_EXERCISE DETAILS_: All entries must be repeated exactly; do not include the pictures.

_RECORD SET_:

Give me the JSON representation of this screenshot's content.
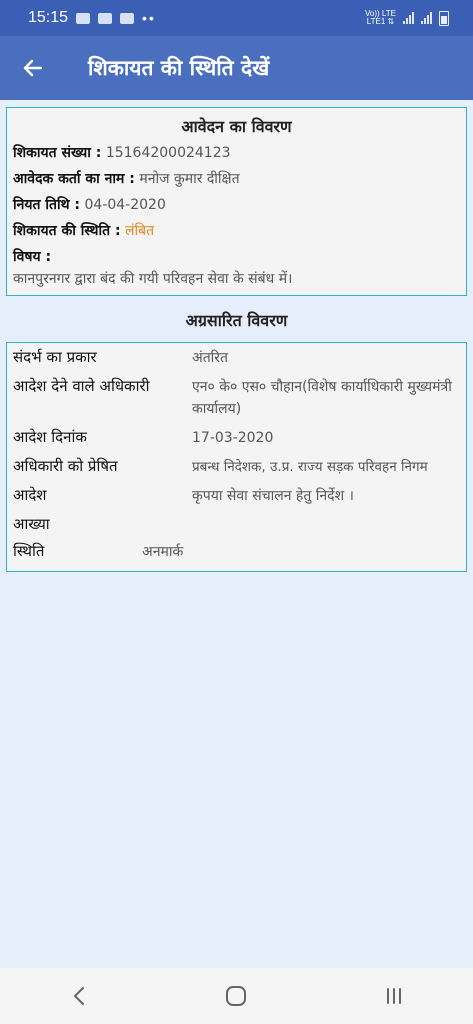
{
  "status_bar": {
    "time": "15:15",
    "network_top": "Vo)) LTE",
    "network_bottom": "LTE1 ⇅"
  },
  "app_bar": {
    "title": "शिकायत की स्थिति देखें"
  },
  "application_details": {
    "heading": "आवेदन का विवरण",
    "complaint_number_label": "शिकायत संख्या :",
    "complaint_number": "15164200024123",
    "applicant_name_label": "आवेदक कर्ता का नाम :",
    "applicant_name": "मनोज कुमार दीक्षित",
    "due_date_label": "नियत तिथि :",
    "due_date": "04-04-2020",
    "status_label": "शिकायत की स्थिति :",
    "status": "लंबित",
    "subject_label": "विषय :",
    "subject": "कानपुरनगर द्वारा बंद की गयी परिवहन सेवा के संबंध में।"
  },
  "forwarded_details": {
    "heading": "अग्रसारित विवरण",
    "rows": [
      {
        "label": "संदर्भ का प्रकार",
        "value": "अंतरित"
      },
      {
        "label": "आदेश देने वाले अधिकारी",
        "value": "एन० के० एस० चौहान(विशेष कार्याधिकारी मुख्यमंत्री कार्यालय)"
      },
      {
        "label": "आदेश दिनांक",
        "value": "17-03-2020"
      },
      {
        "label": "अधिकारी को प्रेषित",
        "value": "प्रबन्ध निदेशक, उ.प्र. राज्य सड़क परिवहन निगम"
      },
      {
        "label": "आदेश",
        "value": "कृपया सेवा संचालन हेतु निर्देश ।"
      },
      {
        "label": "आख्या",
        "value": ""
      },
      {
        "label": "स्थिति",
        "value": "अनमार्क"
      }
    ]
  },
  "colors": {
    "status_bar": "#3a5fb5",
    "app_bar": "#4a6fbe",
    "card_border": "#2fb4c3",
    "pending_status": "#e2871d",
    "link_blue": "#1b2fb4"
  },
  "icons": {
    "back": "arrow-left-icon",
    "nav_back": "chevron-left-icon",
    "nav_home": "home-square-icon",
    "nav_recents": "recents-bars-icon"
  }
}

_RESULT OF THIS TASK_:
Give me the JSON representation of this screenshot's content.
{
  "status_bar": {
    "time": "15:15",
    "network_top": "Vo)) LTE",
    "network_bottom": "LTE1 ⇅"
  },
  "app_bar": {
    "title": "शिकायत की स्थिति देखें"
  },
  "application_details": {
    "heading": "आवेदन का विवरण",
    "complaint_number_label": "शिकायत संख्या :",
    "complaint_number": "15164200024123",
    "applicant_name_label": "आवेदक कर्ता का नाम :",
    "applicant_name": "मनोज कुमार दीक्षित",
    "due_date_label": "नियत तिथि :",
    "due_date": "04-04-2020",
    "status_label": "शिकायत की स्थिति :",
    "status": "लंबित",
    "subject_label": "विषय :",
    "subject": "कानपुरनगर द्वारा बंद की गयी परिवहन सेवा के संबंध में।"
  },
  "forwarded_details": {
    "heading": "अग्रसारित विवरण",
    "rows": [
      {
        "label": "संदर्भ का प्रकार",
        "value": "अंतरित"
      },
      {
        "label": "आदेश देने वाले अधिकारी",
        "value": "एन० के० एस० चौहान(विशेष कार्याधिकारी मुख्यमंत्री कार्यालय)"
      },
      {
        "label": "आदेश दिनांक",
        "value": "17-03-2020"
      },
      {
        "label": "अधिकारी को प्रेषित",
        "value": "प्रबन्ध निदेशक, उ.प्र. राज्य सड़क परिवहन निगम"
      },
      {
        "label": "आदेश",
        "value": "कृपया सेवा संचालन हेतु निर्देश ।"
      },
      {
        "label": "आख्या",
        "value": ""
      },
      {
        "label": "स्थिति",
        "value": "अनमार्क"
      }
    ]
  },
  "colors": {
    "status_bar": "#3a5fb5",
    "app_bar": "#4a6fbe",
    "card_border": "#2fb4c3",
    "pending_status": "#e2871d",
    "link_blue": "#1b2fb4"
  },
  "icons": {
    "back": "arrow-left-icon",
    "nav_back": "chevron-left-icon",
    "nav_home": "home-square-icon",
    "nav_recents": "recents-bars-icon"
  }
}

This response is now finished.